Rich Lowry’s column (Aug. 9) about the Proposition 8 ruling in California missed the mark. The judge did not avoid “the legal merits” or “re-litigate” the issue of marriage of gay and lesbian couples. In our system of checks and balances, the judge evaluated whether Proposition 8 betrayed the constitutional guarantees of liberty and equality for all.

Ruling that Proposition 8 lacked a rational basis is a far cry from calling its supporters bigots, as Lowry claims. Under rational basis review, the government needs a legitimate purpose for a law, and then must explain how the law (denying marriage to gay and lesbian couples) accomplishes that purpose. Proposition 8’s defenders focused on marriage as a stabilizing force for couples and children. But as the judge found, “[p]ermitting same-sex couples to marry will not affect the number of opposite-sex couples who marry, divorce, cohabit, have children outside of marriage or otherwise affect the stability of opposite-sex marriage.”

Proposition 8’s defenders had every opportunity to make their case, but denying marriage to gay people hurts only gay people and their children while doing nothing to improve the lives of others.

- [Short exercise A]
In the rows, write out exactly the lines from the line with "header-divider (30, 44, 664, 45)" up to and including the line with "star-icon: ☆ (532, 655, 551, 680)".

- [The records]
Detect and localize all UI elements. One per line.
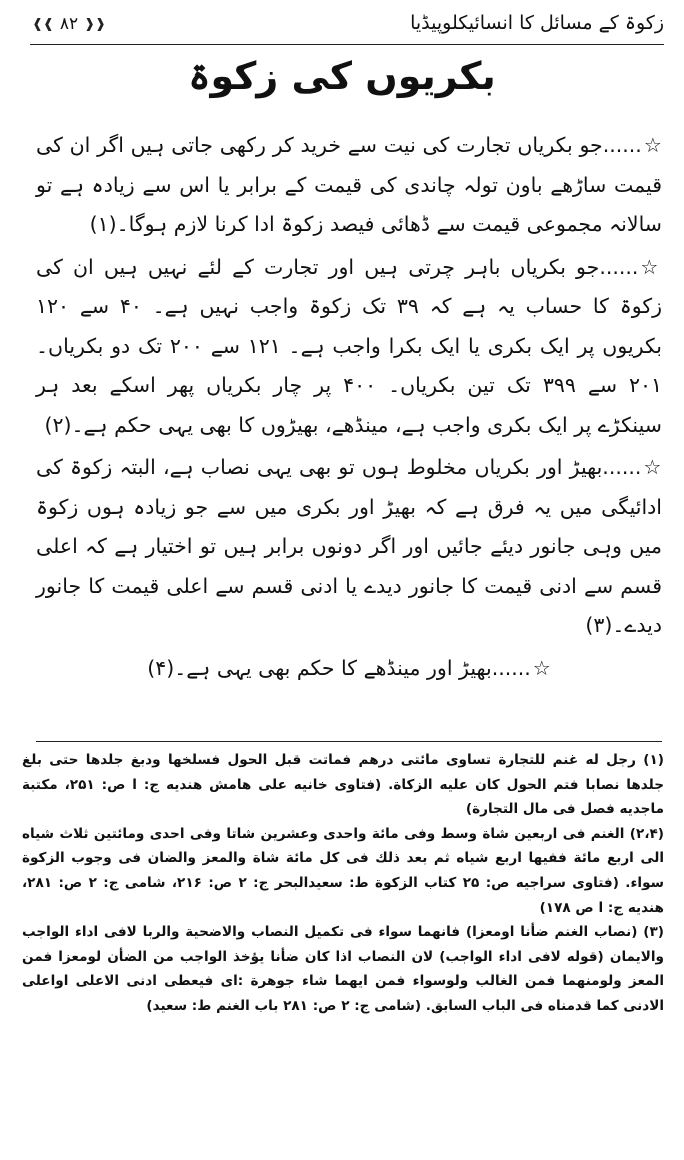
header-divider (30, 44, 664, 45)
book-title: زکوۃ کے مسائل کا انسائیکلوپیڈیا (410, 12, 664, 34)
paragraph-2 (36, 248, 662, 446)
footnote-3: (۳) (نصاب الغنم ضأنا اومعزا) فانهما سواء فى تكميل النصاب والاضحية والربا لافى اداء الواجب والايمان (قوله لافى اداء الواجب) لان النصاب اذا كان ضأنا يؤخذ الواجب من الضأن لومعزا فمن المعز ولومنهما فمن الغالب ولوسواء فمن ايهما شاء جوهرة :اى فيعطى ادنى الاعلى اواعلى الادنى كما قدمناه فى الباب السابق. (شامى ج: ۲ ص: ۲۸۱ باب الغنم ط: سعيد) (22, 924, 664, 1014)
star-icon: ☆ (532, 655, 551, 680)
chapter-title: بکریوں کی زکوۃ (188, 54, 496, 98)
page-number-box (30, 10, 108, 38)
footnote-1: (۱) رجل له غنم للتجارة تساوى مائتى درهم فماتت قبل الحول فسلخها ودبغ جلدها حتى بلغ جلدها نصابا فتم الحول كان عليه الزكاة. (فتاوى خانيه على هامش هنديه ج: ا ص: ۲۵۱، مكتبة ماجديه فصل فى مال التجارة) (22, 752, 664, 818)
star-icon: ☆ (643, 455, 662, 479)
paragraph-text: ......جو بکریاں تجارت کی نیت سے خرید کر رکھی جاتی ہیں اگر ان کی قیمت ساڑھے باون تولہ چاندی کی قیمت کے برابر یا اس سے زیادہ ہے تو سالانہ مجموعی قیمت سے ڈھائی فیصد زکوۃ ادا کرنا لازم ہوگا۔(۱) (36, 133, 662, 236)
footnote-divider (36, 741, 662, 742)
ornament-right-icon: ❱❱ (84, 16, 106, 32)
footnotes (22, 748, 664, 1019)
paragraph-4 (36, 649, 662, 689)
paragraph-text: ......بھیڑ اور مینڈھے کا حکم بھی یہی ہے۔(۴) (147, 655, 531, 680)
running-header (30, 6, 664, 46)
paragraph-1 (36, 126, 662, 245)
paragraph-text: ......بھیڑ اور بکریاں مخلوط ہوں تو بھی یہی نصاب ہے، البتہ زکوۃ کی ادائیگی میں یہ فرق ہے کہ بھیڑ اور بکری میں سے جو زیادہ ہوں زکوۃ میں وہی جانور دیئے جائیں اور اگر دونوں برابر ہیں تو اختیار ہے کہ اعلی قسم سے ادنی قیمت کا جانور دیدے یا ادنی قسم سے اعلی قیمت کا جانور دیدے۔(۳) (36, 455, 662, 637)
footnote-2: (۲،۴) الغنم فى اربعين شاة وسط وفى مائة واحدى وعشرين شاتا وفى احدى ومائتين ثلاث شياه الى اربع مائة ففيها اربع شياه ثم بعد ذلك فى كل مائة شاة والمعز والضان فى وجوب الزكوة سواء. (فتاوى سراجيه ص: ۲۵ كتاب الزكوة ط: سعيدالبحر ج: ۲ ص: ۲۱۶، شامى ج: ۲ ص: ۲۸۱، هنديه ج: ا ص ۱۷۸) (22, 825, 664, 916)
ornament-left-icon: ❰❰ (32, 16, 54, 32)
paragraph-text: ......جو بکریاں باہر چرتی ہیں اور تجارت کے لئے نہیں ہیں ان کی زکوۃ کا حساب یہ ہے کہ ۳۹ تک زکوۃ واجب نہیں ہے۔ ۴۰ سے ۱۲۰ بکریوں پر ایک بکری یا ایک بکرا واجب ہے۔ ۱۲۱ سے ۲۰۰ تک دو بکریاں۔ ۲۰۱ سے ۳۹۹ تک تین بکریاں۔ ۴۰۰ پر چار بکریاں پھر اسکے بعد ہر سینکڑے پر ایک بکری واجب ہے، مینڈھے، بھیڑوں کا بھی یہی حکم ہے۔(۲) (36, 254, 662, 437)
star-icon: ☆ (640, 254, 662, 279)
star-icon: ☆ (643, 133, 662, 157)
paragraph-3 (36, 448, 662, 646)
main-text (36, 126, 662, 688)
page-number: ۸۲ (59, 14, 79, 34)
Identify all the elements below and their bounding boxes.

- [Short exercise B]
Based on the letter about the Proposition 8 ruling, answer yes or no for each statement and quote the words that decide it. (i) The letter says Rich Lowry's column ran on Aug. 12. (ii) According to the letter, Proposition 8's defenders focused on marriage as a stabilizing force for couples and children. (iii) The letter quotes the judge as finding that permitting same-sex couples to marry will not affect the number of opposite-sex couples who marry.

- [Full response A]
header-divider (30, 44, 664, 45)
book-title: زکوۃ کے مسائل کا انسائیکلوپیڈیا (410, 12, 664, 34)
paragraph-2 (36, 248, 662, 446)
footnote-3: (۳) (نصاب الغنم ضأنا اومعزا) فانهما سواء فى تكميل النصاب والاضحية والربا لافى اداء الواجب والايمان (قوله لافى اداء الواجب) لان النصاب اذا كان ضأنا يؤخذ الواجب من الضأن لومعزا فمن المعز ولومنهما فمن الغالب ولوسواء فمن ايهما شاء جوهرة :اى فيعطى ادنى الاعلى اواعلى الادنى كما قدمناه فى الباب السابق. (شامى ج: ۲ ص: ۲۸۱ باب الغنم ط: سعيد) (22, 924, 664, 1014)
star-icon: ☆ (532, 655, 551, 680)

- [Full response B]
(i) No: "Rich Lowry’s column (Aug. 9)"
(ii) Yes: "Proposition 8’s defenders focused on marriage as a stabilizing force for couples and children."
(iii) Yes: "[p]ermitting same-sex couples to marry will not affect the number of opposite-sex couples who marry"